Items from a figure collection:
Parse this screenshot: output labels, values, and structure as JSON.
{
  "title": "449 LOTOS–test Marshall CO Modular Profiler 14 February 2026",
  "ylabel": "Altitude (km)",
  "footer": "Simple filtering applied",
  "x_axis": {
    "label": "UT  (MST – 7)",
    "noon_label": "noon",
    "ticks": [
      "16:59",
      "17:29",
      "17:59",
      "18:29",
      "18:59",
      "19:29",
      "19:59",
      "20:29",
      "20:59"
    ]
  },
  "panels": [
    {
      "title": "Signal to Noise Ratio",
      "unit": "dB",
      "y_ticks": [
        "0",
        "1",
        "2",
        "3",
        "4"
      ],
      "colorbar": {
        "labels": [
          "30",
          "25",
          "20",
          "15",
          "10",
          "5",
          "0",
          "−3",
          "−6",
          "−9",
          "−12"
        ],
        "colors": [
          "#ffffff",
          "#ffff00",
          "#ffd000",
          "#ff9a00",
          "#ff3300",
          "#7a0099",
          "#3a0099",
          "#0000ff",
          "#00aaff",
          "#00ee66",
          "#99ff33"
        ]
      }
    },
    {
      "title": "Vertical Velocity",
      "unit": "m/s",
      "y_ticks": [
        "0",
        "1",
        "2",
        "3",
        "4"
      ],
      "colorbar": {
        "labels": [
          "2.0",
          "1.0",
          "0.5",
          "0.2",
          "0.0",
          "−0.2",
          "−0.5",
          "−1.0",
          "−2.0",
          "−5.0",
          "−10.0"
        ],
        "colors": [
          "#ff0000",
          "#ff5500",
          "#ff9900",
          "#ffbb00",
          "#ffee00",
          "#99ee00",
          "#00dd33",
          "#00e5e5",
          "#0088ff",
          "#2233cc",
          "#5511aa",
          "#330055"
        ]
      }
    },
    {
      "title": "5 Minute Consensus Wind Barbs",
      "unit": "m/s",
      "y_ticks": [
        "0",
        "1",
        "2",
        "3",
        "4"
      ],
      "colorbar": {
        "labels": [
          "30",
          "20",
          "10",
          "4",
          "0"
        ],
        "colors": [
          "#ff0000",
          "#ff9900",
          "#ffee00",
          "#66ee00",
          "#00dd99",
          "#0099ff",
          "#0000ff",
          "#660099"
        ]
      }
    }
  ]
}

- **The exercise**: Repeat the data exactly. Leave nothing out.

- **Solution**:
Parse this screenshot: output labels, values, and structure as JSON.
{
  "title": "449 LOTOS–test Marshall CO Modular Profiler 14 February 2026",
  "ylabel": "Altitude (km)",
  "footer": "Simple filtering applied",
  "x_axis": {
    "label": "UT  (MST – 7)",
    "noon_label": "noon",
    "ticks": [
      "16:59",
      "17:29",
      "17:59",
      "18:29",
      "18:59",
      "19:29",
      "19:59",
      "20:29",
      "20:59"
    ]
  },
  "panels": [
    {
      "title": "Signal to Noise Ratio",
      "unit": "dB",
      "y_ticks": [
        "0",
        "1",
        "2",
        "3",
        "4"
      ],
      "colorbar": {
        "labels": [
          "30",
          "25",
          "20",
          "15",
          "10",
          "5",
          "0",
          "−3",
          "−6",
          "−9",
          "−12"
        ],
        "colors": [
          "#ffffff",
          "#ffff00",
          "#ffd000",
          "#ff9a00",
          "#ff3300",
          "#7a0099",
          "#3a0099",
          "#0000ff",
          "#00aaff",
          "#00ee66",
          "#99ff33"
        ]
      }
    },
    {
      "title": "Vertical Velocity",
      "unit": "m/s",
      "y_ticks": [
        "0",
        "1",
        "2",
        "3",
        "4"
      ],
      "colorbar": {
        "labels": [
          "2.0",
          "1.0",
          "0.5",
          "0.2",
          "0.0",
          "−0.2",
          "−0.5",
          "−1.0",
          "−2.0",
          "−5.0",
          "−10.0"
        ],
        "colors": [
          "#ff0000",
          "#ff5500",
          "#ff9900",
          "#ffbb00",
          "#ffee00",
          "#99ee00",
          "#00dd33",
          "#00e5e5",
          "#0088ff",
          "#2233cc",
          "#5511aa",
          "#330055"
        ]
      }
    },
    {
      "title": "5 Minute Consensus Wind Barbs",
      "unit": "m/s",
      "y_ticks": [
        "0",
        "1",
        "2",
        "3",
        "4"
      ],
      "colorbar": {
        "labels": [
          "30",
          "20",
          "10",
          "4",
          "0"
        ],
        "colors": [
          "#ff0000",
          "#ff9900",
          "#ffee00",
          "#66ee00",
          "#00dd99",
          "#0099ff",
          "#0000ff",
          "#660099"
        ]
      }
    }
  ]
}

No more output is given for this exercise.